Begin

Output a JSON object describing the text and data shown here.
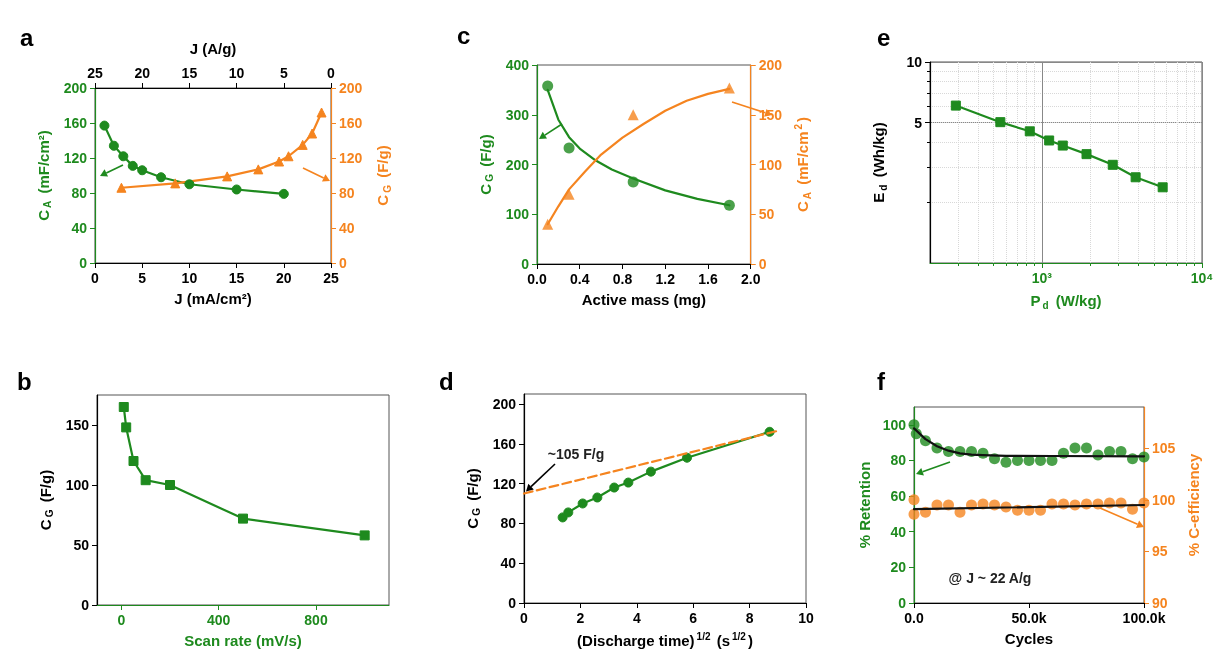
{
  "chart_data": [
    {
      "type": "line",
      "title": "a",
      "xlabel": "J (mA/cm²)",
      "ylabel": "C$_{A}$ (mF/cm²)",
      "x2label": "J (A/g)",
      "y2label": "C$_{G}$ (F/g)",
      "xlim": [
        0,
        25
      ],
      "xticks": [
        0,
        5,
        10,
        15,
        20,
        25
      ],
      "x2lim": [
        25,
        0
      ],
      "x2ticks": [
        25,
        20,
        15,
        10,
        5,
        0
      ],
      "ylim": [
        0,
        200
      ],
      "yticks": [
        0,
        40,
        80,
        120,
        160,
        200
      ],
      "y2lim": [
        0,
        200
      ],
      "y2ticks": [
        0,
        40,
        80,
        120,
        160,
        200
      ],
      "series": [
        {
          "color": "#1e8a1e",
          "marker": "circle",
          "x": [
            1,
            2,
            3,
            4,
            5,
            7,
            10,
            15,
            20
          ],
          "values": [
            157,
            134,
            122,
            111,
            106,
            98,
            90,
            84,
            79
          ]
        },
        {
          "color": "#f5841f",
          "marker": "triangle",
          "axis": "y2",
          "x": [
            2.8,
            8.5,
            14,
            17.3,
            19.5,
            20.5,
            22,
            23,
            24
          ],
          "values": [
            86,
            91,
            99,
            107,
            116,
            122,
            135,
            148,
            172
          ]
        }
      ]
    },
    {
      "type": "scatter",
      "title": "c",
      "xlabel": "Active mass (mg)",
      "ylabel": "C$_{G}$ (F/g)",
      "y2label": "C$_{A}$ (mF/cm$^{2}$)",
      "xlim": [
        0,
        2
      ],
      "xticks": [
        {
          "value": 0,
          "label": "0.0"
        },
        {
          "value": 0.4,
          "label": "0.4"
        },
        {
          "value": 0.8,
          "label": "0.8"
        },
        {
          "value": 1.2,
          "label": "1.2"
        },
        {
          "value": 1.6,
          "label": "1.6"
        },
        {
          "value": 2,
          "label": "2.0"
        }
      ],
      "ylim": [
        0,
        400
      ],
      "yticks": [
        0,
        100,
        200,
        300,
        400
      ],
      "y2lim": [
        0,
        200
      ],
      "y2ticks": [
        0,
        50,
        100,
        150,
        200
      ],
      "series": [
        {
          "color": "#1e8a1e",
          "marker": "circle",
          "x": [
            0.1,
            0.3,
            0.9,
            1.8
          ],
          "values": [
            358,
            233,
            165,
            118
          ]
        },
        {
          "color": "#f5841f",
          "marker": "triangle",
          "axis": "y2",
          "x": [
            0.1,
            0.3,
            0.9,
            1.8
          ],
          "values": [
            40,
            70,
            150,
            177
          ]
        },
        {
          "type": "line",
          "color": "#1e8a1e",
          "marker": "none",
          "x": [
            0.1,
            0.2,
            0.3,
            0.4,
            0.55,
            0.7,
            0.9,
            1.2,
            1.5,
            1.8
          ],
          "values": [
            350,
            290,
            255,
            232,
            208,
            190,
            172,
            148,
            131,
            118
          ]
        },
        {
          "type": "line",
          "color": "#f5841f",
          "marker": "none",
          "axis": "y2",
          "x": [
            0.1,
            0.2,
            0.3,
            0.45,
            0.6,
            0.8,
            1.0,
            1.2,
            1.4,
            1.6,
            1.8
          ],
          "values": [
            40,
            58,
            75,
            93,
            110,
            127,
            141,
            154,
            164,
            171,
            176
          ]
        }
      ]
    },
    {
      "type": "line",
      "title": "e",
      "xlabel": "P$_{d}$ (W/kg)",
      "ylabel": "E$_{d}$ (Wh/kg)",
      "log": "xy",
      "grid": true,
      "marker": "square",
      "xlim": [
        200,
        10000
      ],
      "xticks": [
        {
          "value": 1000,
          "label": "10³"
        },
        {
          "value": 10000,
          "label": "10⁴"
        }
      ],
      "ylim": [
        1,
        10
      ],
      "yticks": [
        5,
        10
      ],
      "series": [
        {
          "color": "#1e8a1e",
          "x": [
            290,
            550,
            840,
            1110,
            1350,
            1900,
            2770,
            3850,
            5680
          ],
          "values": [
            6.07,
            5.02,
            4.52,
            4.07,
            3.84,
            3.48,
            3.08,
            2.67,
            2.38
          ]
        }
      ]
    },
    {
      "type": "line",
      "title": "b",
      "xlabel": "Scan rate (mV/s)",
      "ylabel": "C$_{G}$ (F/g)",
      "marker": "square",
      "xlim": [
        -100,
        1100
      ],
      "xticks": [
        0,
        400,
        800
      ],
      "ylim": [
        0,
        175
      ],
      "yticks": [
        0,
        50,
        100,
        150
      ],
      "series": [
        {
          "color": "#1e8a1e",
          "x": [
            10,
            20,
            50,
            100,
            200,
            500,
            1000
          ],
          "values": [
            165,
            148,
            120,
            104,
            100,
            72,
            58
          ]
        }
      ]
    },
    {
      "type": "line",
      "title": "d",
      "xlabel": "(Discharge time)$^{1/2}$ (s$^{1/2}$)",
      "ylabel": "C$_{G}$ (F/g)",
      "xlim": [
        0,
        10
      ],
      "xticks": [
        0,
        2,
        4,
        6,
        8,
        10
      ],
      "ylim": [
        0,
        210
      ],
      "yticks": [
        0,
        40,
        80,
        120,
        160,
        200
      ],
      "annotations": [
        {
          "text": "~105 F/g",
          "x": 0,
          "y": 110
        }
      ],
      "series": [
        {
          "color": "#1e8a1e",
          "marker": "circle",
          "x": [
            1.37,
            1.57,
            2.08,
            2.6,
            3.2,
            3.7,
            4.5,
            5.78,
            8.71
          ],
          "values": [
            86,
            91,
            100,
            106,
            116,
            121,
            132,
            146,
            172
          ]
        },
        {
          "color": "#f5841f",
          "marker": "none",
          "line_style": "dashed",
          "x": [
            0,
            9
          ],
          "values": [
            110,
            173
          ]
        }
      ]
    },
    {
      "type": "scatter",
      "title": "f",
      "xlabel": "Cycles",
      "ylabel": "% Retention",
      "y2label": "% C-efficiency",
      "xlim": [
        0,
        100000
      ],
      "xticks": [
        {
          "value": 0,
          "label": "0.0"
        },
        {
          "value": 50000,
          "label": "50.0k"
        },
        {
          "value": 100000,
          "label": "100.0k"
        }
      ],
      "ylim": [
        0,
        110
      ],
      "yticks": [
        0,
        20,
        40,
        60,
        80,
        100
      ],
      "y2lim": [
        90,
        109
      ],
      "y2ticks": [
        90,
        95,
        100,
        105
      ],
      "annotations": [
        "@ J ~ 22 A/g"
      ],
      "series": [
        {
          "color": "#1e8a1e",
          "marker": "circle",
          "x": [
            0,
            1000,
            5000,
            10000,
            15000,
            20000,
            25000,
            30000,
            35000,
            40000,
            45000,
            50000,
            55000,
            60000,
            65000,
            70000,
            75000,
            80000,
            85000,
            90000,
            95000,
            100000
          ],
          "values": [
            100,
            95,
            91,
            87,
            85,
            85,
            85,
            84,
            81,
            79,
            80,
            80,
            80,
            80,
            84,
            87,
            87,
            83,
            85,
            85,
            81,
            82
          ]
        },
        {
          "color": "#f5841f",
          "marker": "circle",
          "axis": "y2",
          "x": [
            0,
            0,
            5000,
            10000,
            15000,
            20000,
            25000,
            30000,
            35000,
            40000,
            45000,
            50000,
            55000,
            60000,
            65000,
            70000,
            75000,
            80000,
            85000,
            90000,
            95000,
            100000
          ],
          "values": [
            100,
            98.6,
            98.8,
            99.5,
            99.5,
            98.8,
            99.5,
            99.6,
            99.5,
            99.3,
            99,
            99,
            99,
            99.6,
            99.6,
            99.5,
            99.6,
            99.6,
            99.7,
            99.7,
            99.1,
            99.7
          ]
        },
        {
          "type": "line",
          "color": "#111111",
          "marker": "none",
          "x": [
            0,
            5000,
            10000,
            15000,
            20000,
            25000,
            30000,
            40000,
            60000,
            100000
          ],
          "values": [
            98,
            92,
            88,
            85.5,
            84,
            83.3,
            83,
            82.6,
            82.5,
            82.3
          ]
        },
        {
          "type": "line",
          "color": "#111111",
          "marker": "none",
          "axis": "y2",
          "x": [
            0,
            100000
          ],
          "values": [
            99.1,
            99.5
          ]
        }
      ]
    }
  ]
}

End

| Problem to work on |
Look over the listing above. Pick out and copy every line that includes "title".

| Answer to the task |
      "title": "a",
      "title": "c",
      "title": "e",
      "title": "b",
      "title": "d",
      "title": "f",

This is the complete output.